## Exercise brief:
Below are some records. Pull every line that contains the word "GREEN".

* * * *

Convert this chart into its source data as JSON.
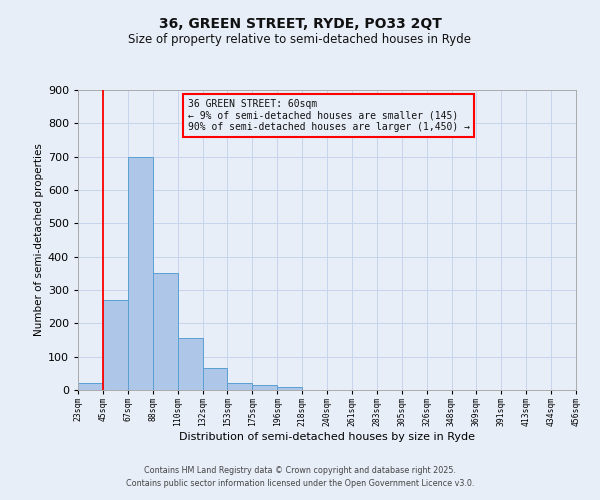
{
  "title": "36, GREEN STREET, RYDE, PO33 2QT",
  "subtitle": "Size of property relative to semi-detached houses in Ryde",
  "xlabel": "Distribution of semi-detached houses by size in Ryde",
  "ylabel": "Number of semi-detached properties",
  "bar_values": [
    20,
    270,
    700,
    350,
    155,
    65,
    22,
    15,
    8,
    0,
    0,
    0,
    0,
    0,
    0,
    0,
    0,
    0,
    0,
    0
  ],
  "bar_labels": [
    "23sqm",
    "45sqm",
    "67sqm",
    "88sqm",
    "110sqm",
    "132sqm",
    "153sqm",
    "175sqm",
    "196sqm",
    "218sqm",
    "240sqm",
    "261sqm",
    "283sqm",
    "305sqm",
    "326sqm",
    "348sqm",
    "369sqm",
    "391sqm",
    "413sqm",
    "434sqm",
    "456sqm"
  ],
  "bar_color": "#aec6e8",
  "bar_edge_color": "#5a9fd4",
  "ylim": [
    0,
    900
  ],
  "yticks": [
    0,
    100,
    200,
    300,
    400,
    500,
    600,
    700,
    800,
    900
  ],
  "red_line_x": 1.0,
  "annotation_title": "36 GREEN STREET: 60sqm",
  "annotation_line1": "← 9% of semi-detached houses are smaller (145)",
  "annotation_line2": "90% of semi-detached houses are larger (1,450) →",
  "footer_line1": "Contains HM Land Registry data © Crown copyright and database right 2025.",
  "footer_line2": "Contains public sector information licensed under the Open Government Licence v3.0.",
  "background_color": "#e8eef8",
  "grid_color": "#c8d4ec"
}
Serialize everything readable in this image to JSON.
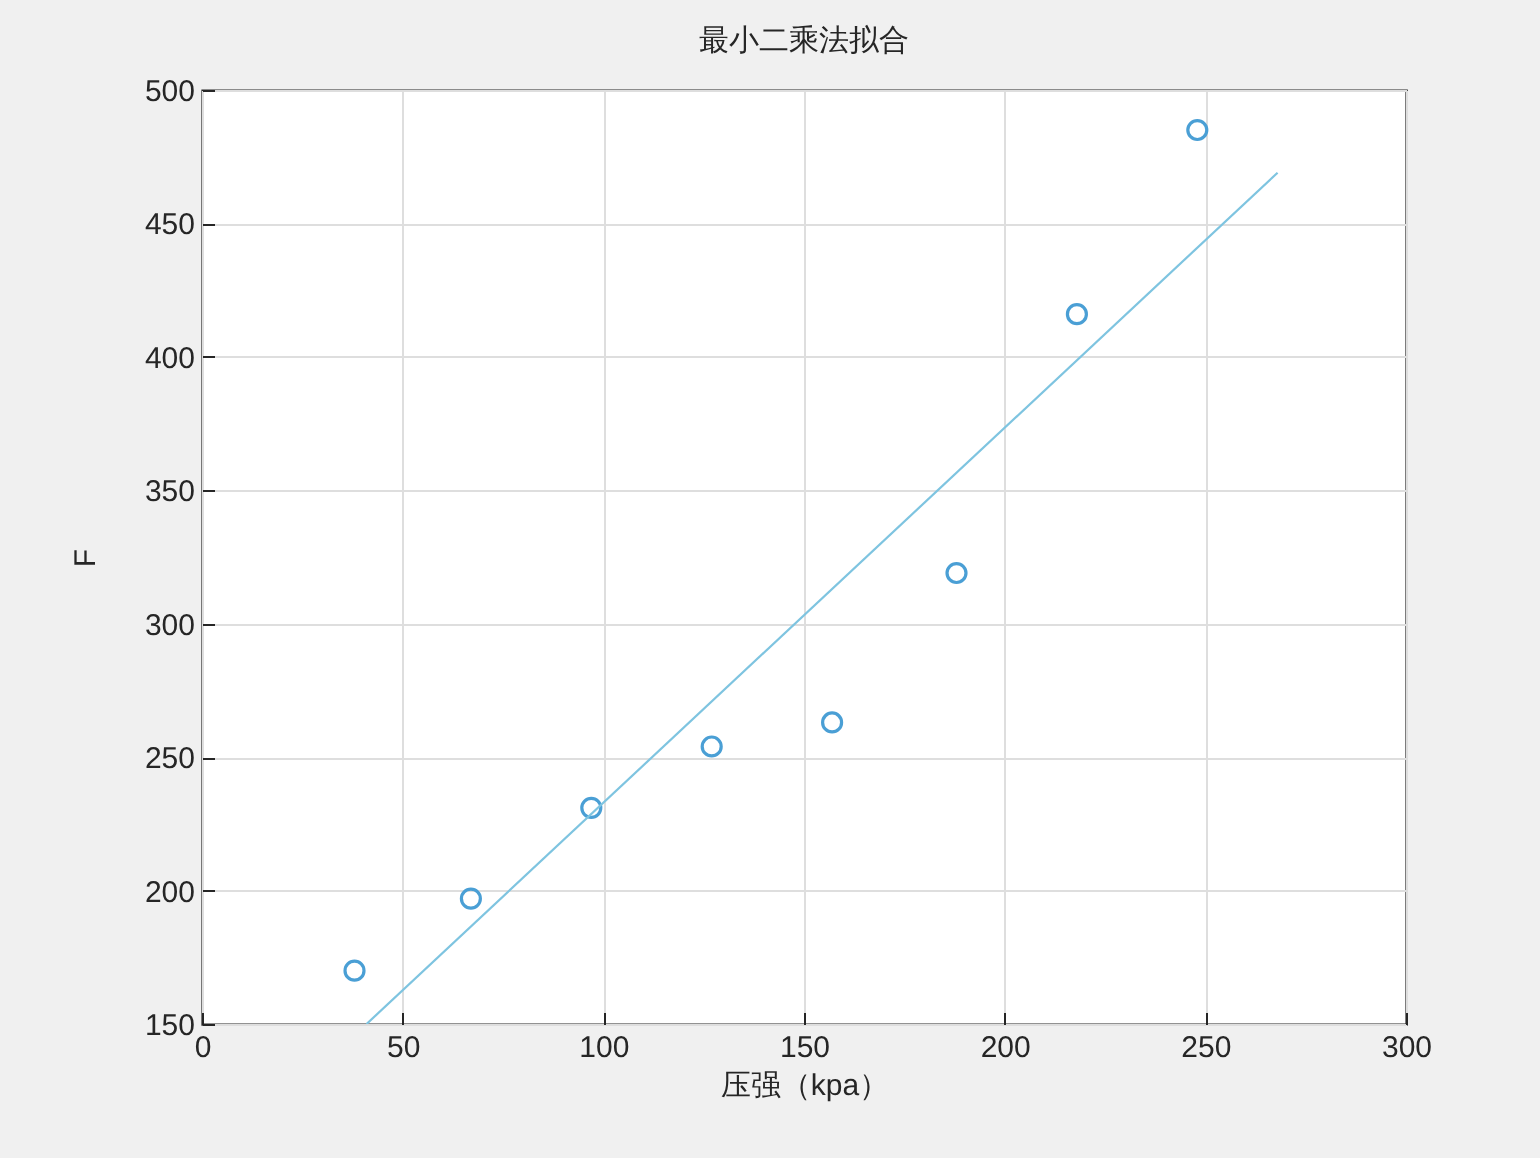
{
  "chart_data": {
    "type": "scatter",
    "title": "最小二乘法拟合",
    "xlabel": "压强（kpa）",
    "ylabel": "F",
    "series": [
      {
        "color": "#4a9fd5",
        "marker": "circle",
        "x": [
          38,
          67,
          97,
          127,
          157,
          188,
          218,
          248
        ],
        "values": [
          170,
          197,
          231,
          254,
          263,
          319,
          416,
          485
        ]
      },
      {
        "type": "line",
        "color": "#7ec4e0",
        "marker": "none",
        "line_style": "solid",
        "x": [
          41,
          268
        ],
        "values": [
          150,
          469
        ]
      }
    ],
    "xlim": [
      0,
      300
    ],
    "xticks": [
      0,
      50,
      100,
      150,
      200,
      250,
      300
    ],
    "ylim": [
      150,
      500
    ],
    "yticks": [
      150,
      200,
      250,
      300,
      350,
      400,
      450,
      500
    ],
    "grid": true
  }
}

* * * *

## Solution:
  "title": "36, GREEN STREET, RYDE, PO33 2QT",
  "annotation_title": "36 GREEN STREET: 60sqm",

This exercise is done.